• BRIEF:
Wherever "this" appears in a line, list that line.

• EXTRACTED ENTRIES:

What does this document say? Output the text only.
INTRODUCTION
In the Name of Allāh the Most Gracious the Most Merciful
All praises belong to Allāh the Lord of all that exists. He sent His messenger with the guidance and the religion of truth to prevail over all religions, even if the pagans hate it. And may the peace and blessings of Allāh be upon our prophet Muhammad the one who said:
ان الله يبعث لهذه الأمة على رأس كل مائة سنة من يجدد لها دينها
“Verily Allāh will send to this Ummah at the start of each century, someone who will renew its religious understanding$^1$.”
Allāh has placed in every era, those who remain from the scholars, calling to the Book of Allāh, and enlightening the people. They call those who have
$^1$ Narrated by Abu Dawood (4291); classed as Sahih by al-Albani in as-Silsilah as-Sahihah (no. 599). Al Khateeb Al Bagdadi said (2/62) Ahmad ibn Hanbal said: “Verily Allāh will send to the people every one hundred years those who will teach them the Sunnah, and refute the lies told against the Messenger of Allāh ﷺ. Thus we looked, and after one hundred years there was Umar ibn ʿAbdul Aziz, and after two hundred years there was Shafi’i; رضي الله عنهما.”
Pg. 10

• ANSWER:
What does this document say? Output the text only.
“Verily Allāh will send to this Ummah at the start of each century, someone who will renew its religious understanding$^1$.”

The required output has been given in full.